Stored items:
"""

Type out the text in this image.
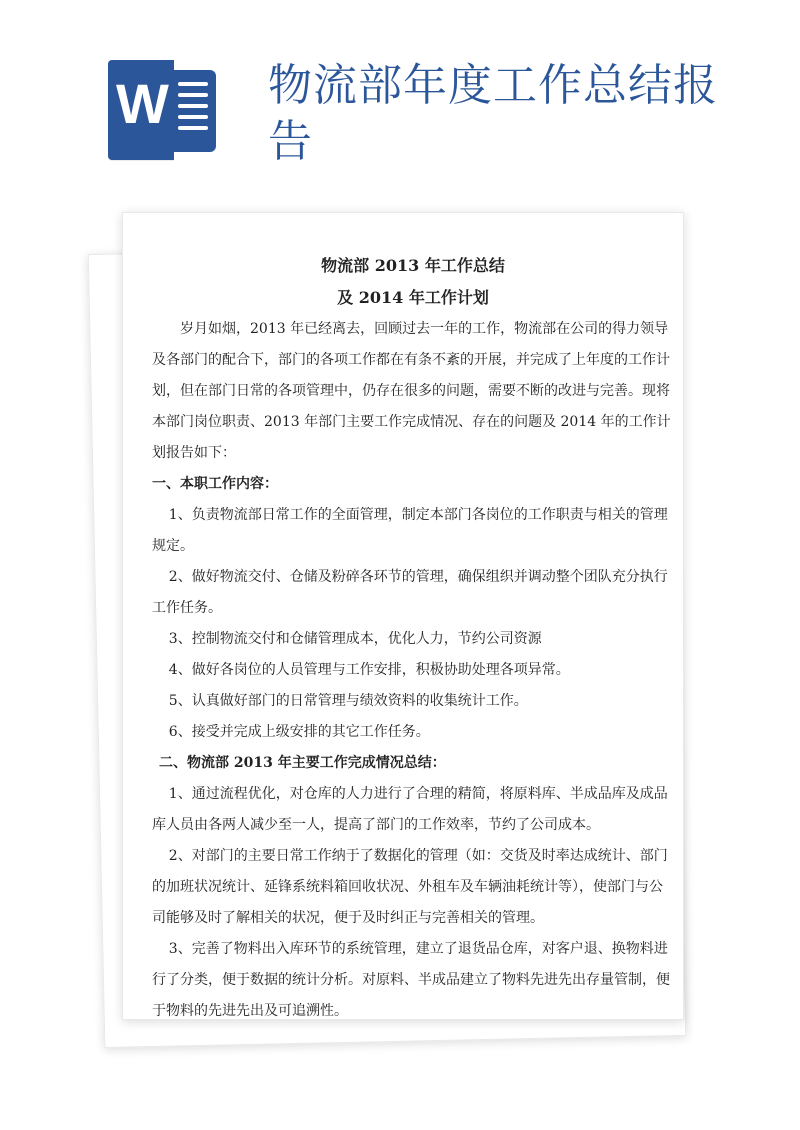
W 物流部年度工作总结报告
物流部 2013 年工作总结
及 2014 年工作计划

岁月如烟，2013 年已经离去，回顾过去一年的工作，物流部在公司的得力领导及各部门的配合下，部门的各项工作都在有条不紊的开展，并完成了上年度的工作计划，但在部门日常的各项管理中，仍存在很多的问题，需要不断的改进与完善。现将本部门岗位职责、2013 年部门主要工作完成情况、存在的问题及 2014 年的工作计划报告如下：

一、本职工作内容：

1、负责物流部日常工作的全面管理，制定本部门各岗位的工作职责与相关的管理规定。

2、做好物流交付、仓储及粉碎各环节的管理，确保组织并调动整个团队充分执行工作任务。

3、控制物流交付和仓储管理成本，优化人力，节约公司资源

4、做好各岗位的人员管理与工作安排，积极协助处理各项异常。

5、认真做好部门的日常管理与绩效资料的收集统计工作。

6、接受并完成上级安排的其它工作任务。

二、物流部 2013 年主要工作完成情况总结：

1、通过流程优化，对仓库的人力进行了合理的精简，将原料库、半成品库及成品库人员由各两人减少至一人，提高了部门的工作效率，节约了公司成本。

2、对部门的主要日常工作纳于了数据化的管理（如：交货及时率达成统计、部门的加班状况统计、延锋系统料箱回收状况、外租车及车辆油耗统计等），使部门与公司能够及时了解相关的状况，便于及时纠正与完善相关的管理。

3、完善了物料出入库环节的系统管理，建立了退货品仓库，对客户退、换物料进行了分类，便于数据的统计分析。对原料、半成品建立了物料先进先出存量管制，便于物料的先进先出及可追溯性。
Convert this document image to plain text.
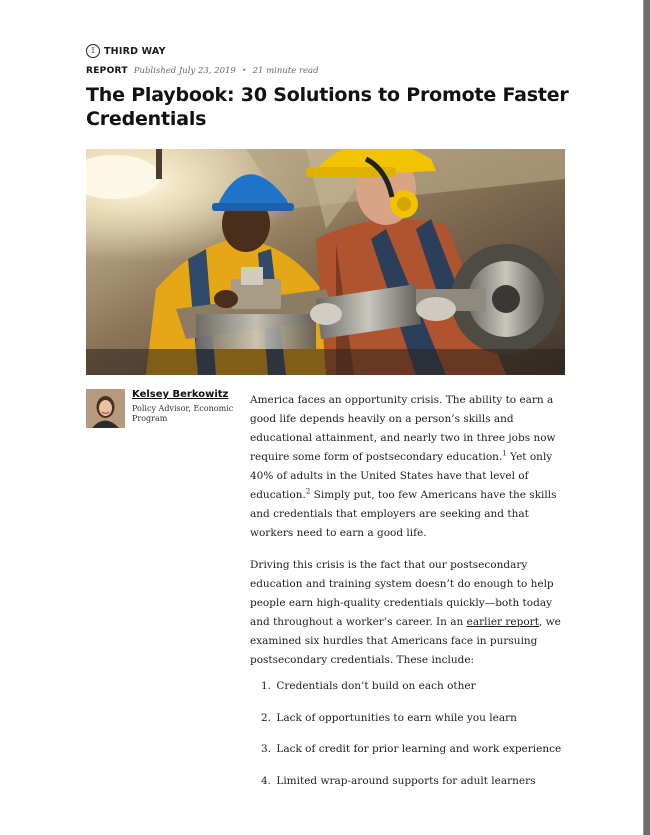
⟟ THIRD WAY
REPORT Published July 23, 2019 • 21 minute read
The Playbook: 30 Solutions to Promote Faster Credentials
Kelsey Berkowitz
Policy Advisor, Economic Program

America faces an opportunity crisis. The ability to earn a good life depends heavily on a person’s skills and educational attainment, and nearly two in three jobs now require some form of postsecondary education.$^1$ Yet only 40% of adults in the United States have that level of education.$^2$ Simply put, too few Americans have the skills and credentials that employers are seeking and that workers need to earn a good life.

Driving this crisis is the fact that our postsecondary education and training system doesn’t do enough to help people earn high-quality credentials quickly—both today and throughout a worker’s career. In an earlier report, we examined six hurdles that Americans face in pursuing postsecondary credentials. These include:

1. Credentials don’t build on each other
2. Lack of opportunities to earn while you learn
3. Lack of credit for prior learning and work experience
4. Limited wrap-around supports for adult learners
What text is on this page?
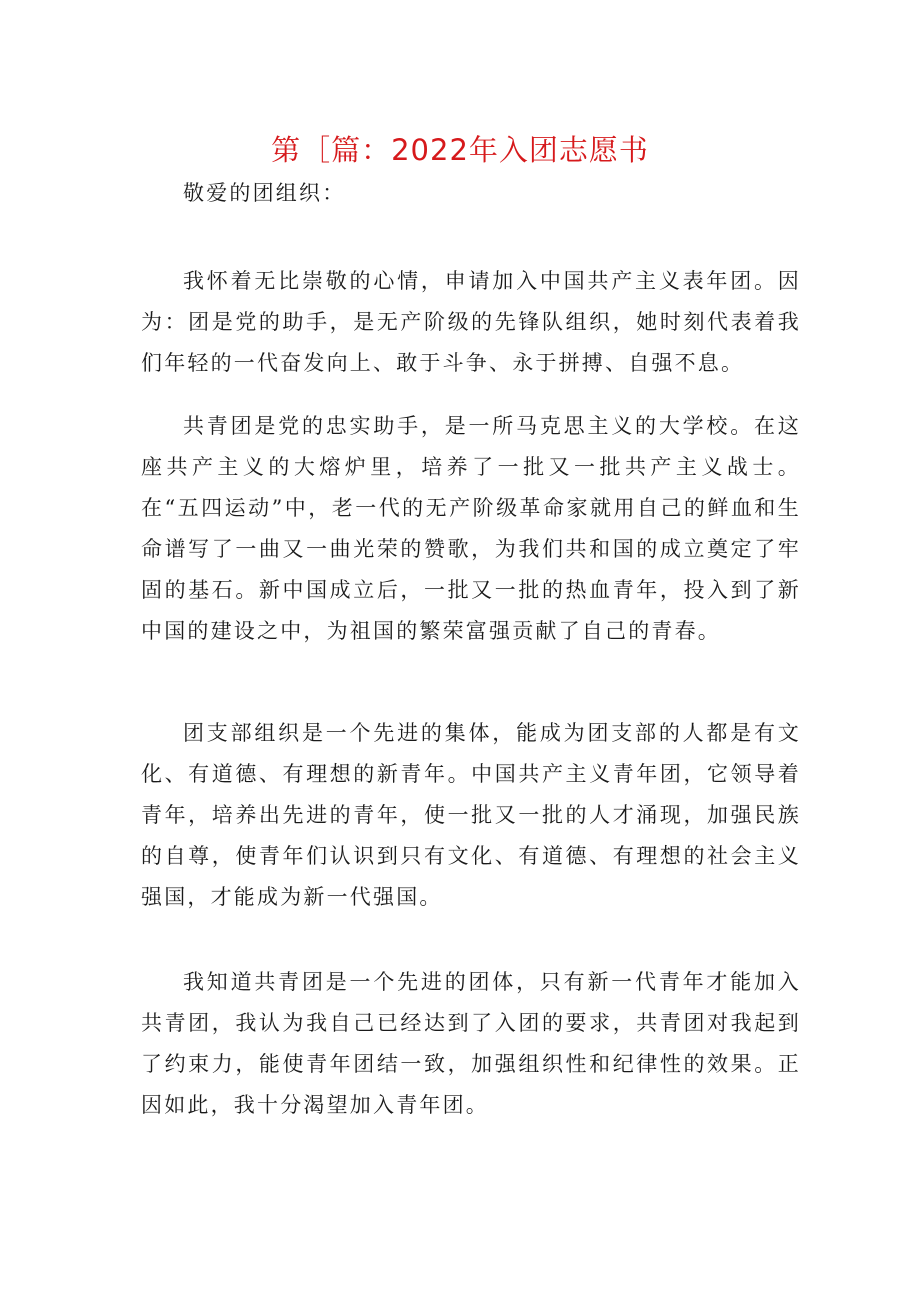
第［篇：2022年入团志愿书

敬爱的团组织：

我怀着无比崇敬的心情，申请加入中国共产主义表年团。因为：团是党的助手，是无产阶级的先锋队组织，她时刻代表着我们年轻的一代奋发向上、敢于斗争、永于拼搏、自强不息。

共青团是党的忠实助手，是一所马克思主义的大学校。在这座共产主义的大熔炉里，培养了一批又一批共产主义战士。在“五四运动”中，老一代的无产阶级革命家就用自己的鲜血和生命谱写了一曲又一曲光荣的赞歌，为我们共和国的成立奠定了牢固的基石。新中国成立后，一批又一批的热血青年，投入到了新中国的建设之中，为祖国的繁荣富强贡献了自己的青春。

团支部组织是一个先进的集体，能成为团支部的人都是有文化、有道德、有理想的新青年。中国共产主义青年团，它领导着青年，培养出先进的青年，使一批又一批的人才涌现，加强民族的自尊，使青年们认识到只有文化、有道德、有理想的社会主义强国，才能成为新一代强国。

我知道共青团是一个先进的团体，只有新一代青年才能加入共青团，我认为我自己已经达到了入团的要求，共青团对我起到了约束力，能使青年团结一致，加强组织性和纪律性的效果。正因如此，我十分渴望加入青年团。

"""

▶ Instruction: Strip the images and reproduce the remaining records precisely.

▶ Solution for this task:
Type out the text in this image.
W 物流部年度工作总结报告
物流部 2013 年工作总结
及 2014 年工作计划

岁月如烟，2013 年已经离去，回顾过去一年的工作，物流部在公司的得力领导及各部门的配合下，部门的各项工作都在有条不紊的开展，并完成了上年度的工作计划，但在部门日常的各项管理中，仍存在很多的问题，需要不断的改进与完善。现将本部门岗位职责、2013 年部门主要工作完成情况、存在的问题及 2014 年的工作计划报告如下：

一、本职工作内容：

1、负责物流部日常工作的全面管理，制定本部门各岗位的工作职责与相关的管理规定。

2、做好物流交付、仓储及粉碎各环节的管理，确保组织并调动整个团队充分执行工作任务。

3、控制物流交付和仓储管理成本，优化人力，节约公司资源

4、做好各岗位的人员管理与工作安排，积极协助处理各项异常。

5、认真做好部门的日常管理与绩效资料的收集统计工作。

6、接受并完成上级安排的其它工作任务。

二、物流部 2013 年主要工作完成情况总结：

1、通过流程优化，对仓库的人力进行了合理的精简，将原料库、半成品库及成品库人员由各两人减少至一人，提高了部门的工作效率，节约了公司成本。

2、对部门的主要日常工作纳于了数据化的管理（如：交货及时率达成统计、部门的加班状况统计、延锋系统料箱回收状况、外租车及车辆油耗统计等），使部门与公司能够及时了解相关的状况，便于及时纠正与完善相关的管理。

3、完善了物料出入库环节的系统管理，建立了退货品仓库，对客户退、换物料进行了分类，便于数据的统计分析。对原料、半成品建立了物料先进先出存量管制，便于物料的先进先出及可追溯性。
Convert this document image to plain text.
⟟ THIRD WAY
REPORT Published July 23, 2019 • 21 minute read
The Playbook: 30 Solutions to Promote Faster Credentials
Kelsey Berkowitz
Policy Advisor, Economic Program

America faces an opportunity crisis. The ability to earn a good life depends heavily on a person’s skills and educational attainment, and nearly two in three jobs now require some form of postsecondary education.$^1$ Yet only 40% of adults in the United States have that level of education.$^2$ Simply put, too few Americans have the skills and credentials that employers are seeking and that workers need to earn a good life.

Driving this crisis is the fact that our postsecondary education and training system doesn’t do enough to help people earn high-quality credentials quickly—both today and throughout a worker’s career. In an earlier report, we examined six hurdles that Americans face in pursuing postsecondary credentials. These include:

1. Credentials don’t build on each other
2. Lack of opportunities to earn while you learn
3. Lack of credit for prior learning and work experience
4. Limited wrap-around supports for adult learners
What text is on this page?
第［篇：2022年入团志愿书

敬爱的团组织：

我怀着无比崇敬的心情，申请加入中国共产主义表年团。因为：团是党的助手，是无产阶级的先锋队组织，她时刻代表着我们年轻的一代奋发向上、敢于斗争、永于拼搏、自强不息。

共青团是党的忠实助手，是一所马克思主义的大学校。在这座共产主义的大熔炉里，培养了一批又一批共产主义战士。在“五四运动”中，老一代的无产阶级革命家就用自己的鲜血和生命谱写了一曲又一曲光荣的赞歌，为我们共和国的成立奠定了牢固的基石。新中国成立后，一批又一批的热血青年，投入到了新中国的建设之中，为祖国的繁荣富强贡献了自己的青春。

团支部组织是一个先进的集体，能成为团支部的人都是有文化、有道德、有理想的新青年。中国共产主义青年团，它领导着青年，培养出先进的青年，使一批又一批的人才涌现，加强民族的自尊，使青年们认识到只有文化、有道德、有理想的社会主义强国，才能成为新一代强国。

我知道共青团是一个先进的团体，只有新一代青年才能加入共青团，我认为我自己已经达到了入团的要求，共青团对我起到了约束力，能使青年团结一致，加强组织性和纪律性的效果。正因如此，我十分渴望加入青年团。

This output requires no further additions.